What to work on: Give all of the lines again exactly as they read.

Material:
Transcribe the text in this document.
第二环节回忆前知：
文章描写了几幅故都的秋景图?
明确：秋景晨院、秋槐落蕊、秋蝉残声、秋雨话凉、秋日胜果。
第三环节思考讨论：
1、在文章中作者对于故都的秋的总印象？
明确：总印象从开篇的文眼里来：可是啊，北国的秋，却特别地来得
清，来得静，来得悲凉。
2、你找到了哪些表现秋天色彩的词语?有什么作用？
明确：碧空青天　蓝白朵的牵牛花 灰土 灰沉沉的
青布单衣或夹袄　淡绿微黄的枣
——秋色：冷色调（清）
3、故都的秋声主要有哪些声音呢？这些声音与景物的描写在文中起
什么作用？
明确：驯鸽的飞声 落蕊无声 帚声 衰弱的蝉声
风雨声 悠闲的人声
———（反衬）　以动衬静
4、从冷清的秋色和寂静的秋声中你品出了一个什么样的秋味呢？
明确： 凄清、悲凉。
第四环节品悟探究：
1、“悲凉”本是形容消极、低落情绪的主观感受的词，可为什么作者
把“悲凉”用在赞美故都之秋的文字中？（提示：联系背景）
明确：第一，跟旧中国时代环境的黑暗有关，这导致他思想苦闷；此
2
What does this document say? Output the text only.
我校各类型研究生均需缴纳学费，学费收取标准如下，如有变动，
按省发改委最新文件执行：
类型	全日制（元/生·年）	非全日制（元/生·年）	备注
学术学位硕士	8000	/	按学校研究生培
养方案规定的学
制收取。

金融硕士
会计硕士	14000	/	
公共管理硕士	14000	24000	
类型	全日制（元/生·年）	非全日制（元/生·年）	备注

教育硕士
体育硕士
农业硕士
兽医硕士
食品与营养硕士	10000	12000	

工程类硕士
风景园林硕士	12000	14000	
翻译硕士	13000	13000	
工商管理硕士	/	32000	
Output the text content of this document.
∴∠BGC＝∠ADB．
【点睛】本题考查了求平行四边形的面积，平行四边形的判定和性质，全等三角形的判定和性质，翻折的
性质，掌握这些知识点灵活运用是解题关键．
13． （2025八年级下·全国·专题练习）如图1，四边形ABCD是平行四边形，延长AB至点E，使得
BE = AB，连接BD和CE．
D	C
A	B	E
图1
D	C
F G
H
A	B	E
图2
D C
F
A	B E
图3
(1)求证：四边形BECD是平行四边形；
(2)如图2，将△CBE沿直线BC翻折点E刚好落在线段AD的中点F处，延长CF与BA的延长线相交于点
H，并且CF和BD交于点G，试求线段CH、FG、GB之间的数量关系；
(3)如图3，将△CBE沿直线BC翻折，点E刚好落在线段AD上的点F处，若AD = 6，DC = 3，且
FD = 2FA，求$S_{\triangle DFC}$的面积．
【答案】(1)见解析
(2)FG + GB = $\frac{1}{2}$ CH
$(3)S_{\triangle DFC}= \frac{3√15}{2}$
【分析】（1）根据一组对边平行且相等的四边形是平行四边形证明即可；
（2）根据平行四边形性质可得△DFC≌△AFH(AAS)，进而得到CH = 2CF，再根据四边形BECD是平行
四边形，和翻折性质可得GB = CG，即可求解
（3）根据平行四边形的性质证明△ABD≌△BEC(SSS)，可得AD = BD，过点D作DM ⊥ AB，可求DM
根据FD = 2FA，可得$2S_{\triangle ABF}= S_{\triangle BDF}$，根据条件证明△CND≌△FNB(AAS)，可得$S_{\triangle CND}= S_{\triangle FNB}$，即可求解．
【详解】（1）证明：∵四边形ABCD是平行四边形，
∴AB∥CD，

Solution:
Transcribe the text in this document.
第二环节回忆前知：
文章描写了几幅故都的秋景图?
明确：秋景晨院、秋槐落蕊、秋蝉残声、秋雨话凉、秋日胜果。
第三环节思考讨论：
1、在文章中作者对于故都的秋的总印象？
明确：总印象从开篇的文眼里来：可是啊，北国的秋，却特别地来得
清，来得静，来得悲凉。
2、你找到了哪些表现秋天色彩的词语?有什么作用？
明确：碧空青天　蓝白朵的牵牛花 灰土 灰沉沉的
青布单衣或夹袄　淡绿微黄的枣
——秋色：冷色调（清）
3、故都的秋声主要有哪些声音呢？这些声音与景物的描写在文中起
什么作用？
明确：驯鸽的飞声 落蕊无声 帚声 衰弱的蝉声
风雨声 悠闲的人声
———（反衬）　以动衬静
4、从冷清的秋色和寂静的秋声中你品出了一个什么样的秋味呢？
明确： 凄清、悲凉。
第四环节品悟探究：
1、“悲凉”本是形容消极、低落情绪的主观感受的词，可为什么作者
把“悲凉”用在赞美故都之秋的文字中？（提示：联系背景）
明确：第一，跟旧中国时代环境的黑暗有关，这导致他思想苦闷；此
2
What does this document say? Output the text only.
我校各类型研究生均需缴纳学费，学费收取标准如下，如有变动，
按省发改委最新文件执行：
类型	全日制（元/生·年）	非全日制（元/生·年）	备注
学术学位硕士	8000	/	按学校研究生培
养方案规定的学
制收取。

金融硕士
会计硕士	14000	/	
公共管理硕士	14000	24000	
类型	全日制（元/生·年）	非全日制（元/生·年）	备注

教育硕士
体育硕士
农业硕士
兽医硕士
食品与营养硕士	10000	12000	

工程类硕士
风景园林硕士	12000	14000	
翻译硕士	13000	13000	
工商管理硕士	/	32000	
Output the text content of this document.
∴∠BGC＝∠ADB．
【点睛】本题考查了求平行四边形的面积，平行四边形的判定和性质，全等三角形的判定和性质，翻折的
性质，掌握这些知识点灵活运用是解题关键．
13． （2025八年级下·全国·专题练习）如图1，四边形ABCD是平行四边形，延长AB至点E，使得
BE = AB，连接BD和CE．
D	C
A	B	E
图1
D	C
F G
H
A	B	E
图2
D C
F
A	B E
图3
(1)求证：四边形BECD是平行四边形；
(2)如图2，将△CBE沿直线BC翻折点E刚好落在线段AD的中点F处，延长CF与BA的延长线相交于点
H，并且CF和BD交于点G，试求线段CH、FG、GB之间的数量关系；
(3)如图3，将△CBE沿直线BC翻折，点E刚好落在线段AD上的点F处，若AD = 6，DC = 3，且
FD = 2FA，求$S_{\triangle DFC}$的面积．
【答案】(1)见解析
(2)FG + GB = $\frac{1}{2}$ CH
$(3)S_{\triangle DFC}= \frac{3√15}{2}$
【分析】（1）根据一组对边平行且相等的四边形是平行四边形证明即可；
（2）根据平行四边形性质可得△DFC≌△AFH(AAS)，进而得到CH = 2CF，再根据四边形BECD是平行
四边形，和翻折性质可得GB = CG，即可求解
（3）根据平行四边形的性质证明△ABD≌△BEC(SSS)，可得AD = BD，过点D作DM ⊥ AB，可求DM
根据FD = 2FA，可得$2S_{\triangle ABF}= S_{\triangle BDF}$，根据条件证明△CND≌△FNB(AAS)，可得$S_{\triangle CND}= S_{\triangle FNB}$，即可求解．
【详解】（1）证明：∵四边形ABCD是平行四边形，
∴AB∥CD，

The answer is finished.